Exercise instructions: Retype the records that come next, word for word.

Given data:
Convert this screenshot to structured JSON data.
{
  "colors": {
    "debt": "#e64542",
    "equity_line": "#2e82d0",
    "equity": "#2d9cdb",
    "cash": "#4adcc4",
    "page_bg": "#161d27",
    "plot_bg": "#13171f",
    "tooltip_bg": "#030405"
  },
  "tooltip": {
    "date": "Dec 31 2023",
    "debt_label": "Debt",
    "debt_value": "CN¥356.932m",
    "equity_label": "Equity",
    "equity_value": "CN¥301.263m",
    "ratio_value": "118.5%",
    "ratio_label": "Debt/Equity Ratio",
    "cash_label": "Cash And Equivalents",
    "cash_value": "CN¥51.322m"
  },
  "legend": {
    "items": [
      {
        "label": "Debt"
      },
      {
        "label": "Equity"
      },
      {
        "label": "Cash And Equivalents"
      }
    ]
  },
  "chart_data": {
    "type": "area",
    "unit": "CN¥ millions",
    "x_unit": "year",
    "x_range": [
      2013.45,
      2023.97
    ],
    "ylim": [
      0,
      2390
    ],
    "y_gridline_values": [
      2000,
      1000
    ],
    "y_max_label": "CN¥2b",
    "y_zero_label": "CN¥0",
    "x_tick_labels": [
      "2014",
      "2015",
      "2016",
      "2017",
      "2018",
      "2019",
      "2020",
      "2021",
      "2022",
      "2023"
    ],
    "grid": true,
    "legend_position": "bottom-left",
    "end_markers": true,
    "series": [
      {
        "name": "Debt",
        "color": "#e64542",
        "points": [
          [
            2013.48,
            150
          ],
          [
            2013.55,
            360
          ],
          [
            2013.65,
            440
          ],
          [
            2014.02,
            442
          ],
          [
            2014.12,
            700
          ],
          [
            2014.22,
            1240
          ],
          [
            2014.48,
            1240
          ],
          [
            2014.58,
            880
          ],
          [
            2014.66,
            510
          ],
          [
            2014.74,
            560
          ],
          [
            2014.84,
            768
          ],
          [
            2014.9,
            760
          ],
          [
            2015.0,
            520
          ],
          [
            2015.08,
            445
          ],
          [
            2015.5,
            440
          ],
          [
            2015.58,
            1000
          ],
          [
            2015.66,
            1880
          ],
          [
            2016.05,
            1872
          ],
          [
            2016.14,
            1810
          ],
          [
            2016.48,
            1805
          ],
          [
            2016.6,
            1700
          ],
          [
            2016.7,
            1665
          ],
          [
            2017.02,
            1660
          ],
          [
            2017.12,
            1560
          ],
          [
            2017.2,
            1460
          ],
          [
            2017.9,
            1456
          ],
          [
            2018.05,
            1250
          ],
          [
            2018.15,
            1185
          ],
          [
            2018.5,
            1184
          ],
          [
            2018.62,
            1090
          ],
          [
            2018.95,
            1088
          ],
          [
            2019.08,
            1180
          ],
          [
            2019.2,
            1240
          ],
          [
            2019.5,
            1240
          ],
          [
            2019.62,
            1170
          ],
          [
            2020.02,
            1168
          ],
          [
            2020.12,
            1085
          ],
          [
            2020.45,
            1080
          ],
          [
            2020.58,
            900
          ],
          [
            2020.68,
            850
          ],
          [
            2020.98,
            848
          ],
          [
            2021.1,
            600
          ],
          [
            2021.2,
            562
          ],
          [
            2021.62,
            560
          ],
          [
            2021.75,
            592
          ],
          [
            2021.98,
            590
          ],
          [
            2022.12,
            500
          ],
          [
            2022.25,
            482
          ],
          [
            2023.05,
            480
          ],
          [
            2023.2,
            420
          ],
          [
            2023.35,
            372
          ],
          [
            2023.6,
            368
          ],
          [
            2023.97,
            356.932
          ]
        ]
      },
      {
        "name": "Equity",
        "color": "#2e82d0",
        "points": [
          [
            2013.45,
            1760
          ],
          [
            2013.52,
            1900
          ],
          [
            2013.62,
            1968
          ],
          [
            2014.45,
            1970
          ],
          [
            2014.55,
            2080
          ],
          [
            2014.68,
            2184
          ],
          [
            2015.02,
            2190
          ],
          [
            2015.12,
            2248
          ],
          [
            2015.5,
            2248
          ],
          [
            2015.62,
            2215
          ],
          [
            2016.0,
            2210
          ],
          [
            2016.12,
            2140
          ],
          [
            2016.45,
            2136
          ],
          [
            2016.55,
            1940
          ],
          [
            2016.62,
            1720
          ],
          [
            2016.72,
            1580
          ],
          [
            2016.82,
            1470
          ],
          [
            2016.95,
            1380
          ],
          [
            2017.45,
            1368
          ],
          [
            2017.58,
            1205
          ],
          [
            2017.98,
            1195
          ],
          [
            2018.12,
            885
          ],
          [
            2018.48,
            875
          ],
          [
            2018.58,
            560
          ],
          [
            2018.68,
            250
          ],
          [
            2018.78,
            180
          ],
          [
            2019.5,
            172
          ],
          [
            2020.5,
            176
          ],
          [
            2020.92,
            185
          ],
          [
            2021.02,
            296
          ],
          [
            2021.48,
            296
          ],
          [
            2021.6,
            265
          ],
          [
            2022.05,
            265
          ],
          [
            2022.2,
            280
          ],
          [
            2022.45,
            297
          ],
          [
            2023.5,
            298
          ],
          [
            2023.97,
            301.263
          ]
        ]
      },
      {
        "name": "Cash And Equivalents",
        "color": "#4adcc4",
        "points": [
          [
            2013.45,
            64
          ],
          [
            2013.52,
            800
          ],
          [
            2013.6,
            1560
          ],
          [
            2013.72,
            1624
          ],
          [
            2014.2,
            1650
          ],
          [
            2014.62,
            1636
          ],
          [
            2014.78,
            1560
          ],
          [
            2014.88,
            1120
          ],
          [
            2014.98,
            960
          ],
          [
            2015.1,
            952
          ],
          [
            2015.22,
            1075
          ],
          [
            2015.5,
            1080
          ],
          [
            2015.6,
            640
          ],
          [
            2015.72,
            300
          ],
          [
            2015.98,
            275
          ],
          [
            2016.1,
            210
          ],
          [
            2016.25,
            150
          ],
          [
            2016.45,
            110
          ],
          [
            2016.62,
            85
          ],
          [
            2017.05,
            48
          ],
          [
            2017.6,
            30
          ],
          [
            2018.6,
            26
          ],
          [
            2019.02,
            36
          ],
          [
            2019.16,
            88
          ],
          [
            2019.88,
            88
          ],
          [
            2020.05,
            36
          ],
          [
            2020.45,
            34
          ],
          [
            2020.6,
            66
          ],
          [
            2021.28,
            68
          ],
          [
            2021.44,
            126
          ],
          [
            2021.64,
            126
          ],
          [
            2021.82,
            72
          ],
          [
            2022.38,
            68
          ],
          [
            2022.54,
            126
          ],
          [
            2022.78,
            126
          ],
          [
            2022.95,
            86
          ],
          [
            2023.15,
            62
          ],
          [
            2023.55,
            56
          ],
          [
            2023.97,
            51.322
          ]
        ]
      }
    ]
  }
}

Task answer:
Convert this screenshot to structured JSON data.
{
  "colors": {
    "debt": "#e64542",
    "equity_line": "#2e82d0",
    "equity": "#2d9cdb",
    "cash": "#4adcc4",
    "page_bg": "#161d27",
    "plot_bg": "#13171f",
    "tooltip_bg": "#030405"
  },
  "tooltip": {
    "date": "Dec 31 2023",
    "debt_label": "Debt",
    "debt_value": "CN¥356.932m",
    "equity_label": "Equity",
    "equity_value": "CN¥301.263m",
    "ratio_value": "118.5%",
    "ratio_label": "Debt/Equity Ratio",
    "cash_label": "Cash And Equivalents",
    "cash_value": "CN¥51.322m"
  },
  "legend": {
    "items": [
      {
        "label": "Debt"
      },
      {
        "label": "Equity"
      },
      {
        "label": "Cash And Equivalents"
      }
    ]
  },
  "chart_data": {
    "type": "area",
    "unit": "CN¥ millions",
    "x_unit": "year",
    "x_range": [
      2013.45,
      2023.97
    ],
    "ylim": [
      0,
      2390
    ],
    "y_gridline_values": [
      2000,
      1000
    ],
    "y_max_label": "CN¥2b",
    "y_zero_label": "CN¥0",
    "x_tick_labels": [
      "2014",
      "2015",
      "2016",
      "2017",
      "2018",
      "2019",
      "2020",
      "2021",
      "2022",
      "2023"
    ],
    "grid": true,
    "legend_position": "bottom-left",
    "end_markers": true,
    "series": [
      {
        "name": "Debt",
        "color": "#e64542",
        "points": [
          [
            2013.48,
            150
          ],
          [
            2013.55,
            360
          ],
          [
            2013.65,
            440
          ],
          [
            2014.02,
            442
          ],
          [
            2014.12,
            700
          ],
          [
            2014.22,
            1240
          ],
          [
            2014.48,
            1240
          ],
          [
            2014.58,
            880
          ],
          [
            2014.66,
            510
          ],
          [
            2014.74,
            560
          ],
          [
            2014.84,
            768
          ],
          [
            2014.9,
            760
          ],
          [
            2015.0,
            520
          ],
          [
            2015.08,
            445
          ],
          [
            2015.5,
            440
          ],
          [
            2015.58,
            1000
          ],
          [
            2015.66,
            1880
          ],
          [
            2016.05,
            1872
          ],
          [
            2016.14,
            1810
          ],
          [
            2016.48,
            1805
          ],
          [
            2016.6,
            1700
          ],
          [
            2016.7,
            1665
          ],
          [
            2017.02,
            1660
          ],
          [
            2017.12,
            1560
          ],
          [
            2017.2,
            1460
          ],
          [
            2017.9,
            1456
          ],
          [
            2018.05,
            1250
          ],
          [
            2018.15,
            1185
          ],
          [
            2018.5,
            1184
          ],
          [
            2018.62,
            1090
          ],
          [
            2018.95,
            1088
          ],
          [
            2019.08,
            1180
          ],
          [
            2019.2,
            1240
          ],
          [
            2019.5,
            1240
          ],
          [
            2019.62,
            1170
          ],
          [
            2020.02,
            1168
          ],
          [
            2020.12,
            1085
          ],
          [
            2020.45,
            1080
          ],
          [
            2020.58,
            900
          ],
          [
            2020.68,
            850
          ],
          [
            2020.98,
            848
          ],
          [
            2021.1,
            600
          ],
          [
            2021.2,
            562
          ],
          [
            2021.62,
            560
          ],
          [
            2021.75,
            592
          ],
          [
            2021.98,
            590
          ],
          [
            2022.12,
            500
          ],
          [
            2022.25,
            482
          ],
          [
            2023.05,
            480
          ],
          [
            2023.2,
            420
          ],
          [
            2023.35,
            372
          ],
          [
            2023.6,
            368
          ],
          [
            2023.97,
            356.932
          ]
        ]
      },
      {
        "name": "Equity",
        "color": "#2e82d0",
        "points": [
          [
            2013.45,
            1760
          ],
          [
            2013.52,
            1900
          ],
          [
            2013.62,
            1968
          ],
          [
            2014.45,
            1970
          ],
          [
            2014.55,
            2080
          ],
          [
            2014.68,
            2184
          ],
          [
            2015.02,
            2190
          ],
          [
            2015.12,
            2248
          ],
          [
            2015.5,
            2248
          ],
          [
            2015.62,
            2215
          ],
          [
            2016.0,
            2210
          ],
          [
            2016.12,
            2140
          ],
          [
            2016.45,
            2136
          ],
          [
            2016.55,
            1940
          ],
          [
            2016.62,
            1720
          ],
          [
            2016.72,
            1580
          ],
          [
            2016.82,
            1470
          ],
          [
            2016.95,
            1380
          ],
          [
            2017.45,
            1368
          ],
          [
            2017.58,
            1205
          ],
          [
            2017.98,
            1195
          ],
          [
            2018.12,
            885
          ],
          [
            2018.48,
            875
          ],
          [
            2018.58,
            560
          ],
          [
            2018.68,
            250
          ],
          [
            2018.78,
            180
          ],
          [
            2019.5,
            172
          ],
          [
            2020.5,
            176
          ],
          [
            2020.92,
            185
          ],
          [
            2021.02,
            296
          ],
          [
            2021.48,
            296
          ],
          [
            2021.6,
            265
          ],
          [
            2022.05,
            265
          ],
          [
            2022.2,
            280
          ],
          [
            2022.45,
            297
          ],
          [
            2023.5,
            298
          ],
          [
            2023.97,
            301.263
          ]
        ]
      },
      {
        "name": "Cash And Equivalents",
        "color": "#4adcc4",
        "points": [
          [
            2013.45,
            64
          ],
          [
            2013.52,
            800
          ],
          [
            2013.6,
            1560
          ],
          [
            2013.72,
            1624
          ],
          [
            2014.2,
            1650
          ],
          [
            2014.62,
            1636
          ],
          [
            2014.78,
            1560
          ],
          [
            2014.88,
            1120
          ],
          [
            2014.98,
            960
          ],
          [
            2015.1,
            952
          ],
          [
            2015.22,
            1075
          ],
          [
            2015.5,
            1080
          ],
          [
            2015.6,
            640
          ],
          [
            2015.72,
            300
          ],
          [
            2015.98,
            275
          ],
          [
            2016.1,
            210
          ],
          [
            2016.25,
            150
          ],
          [
            2016.45,
            110
          ],
          [
            2016.62,
            85
          ],
          [
            2017.05,
            48
          ],
          [
            2017.6,
            30
          ],
          [
            2018.6,
            26
          ],
          [
            2019.02,
            36
          ],
          [
            2019.16,
            88
          ],
          [
            2019.88,
            88
          ],
          [
            2020.05,
            36
          ],
          [
            2020.45,
            34
          ],
          [
            2020.6,
            66
          ],
          [
            2021.28,
            68
          ],
          [
            2021.44,
            126
          ],
          [
            2021.64,
            126
          ],
          [
            2021.82,
            72
          ],
          [
            2022.38,
            68
          ],
          [
            2022.54,
            126
          ],
          [
            2022.78,
            126
          ],
          [
            2022.95,
            86
          ],
          [
            2023.15,
            62
          ],
          [
            2023.55,
            56
          ],
          [
            2023.97,
            51.322
          ]
        ]
      }
    ]
  }
}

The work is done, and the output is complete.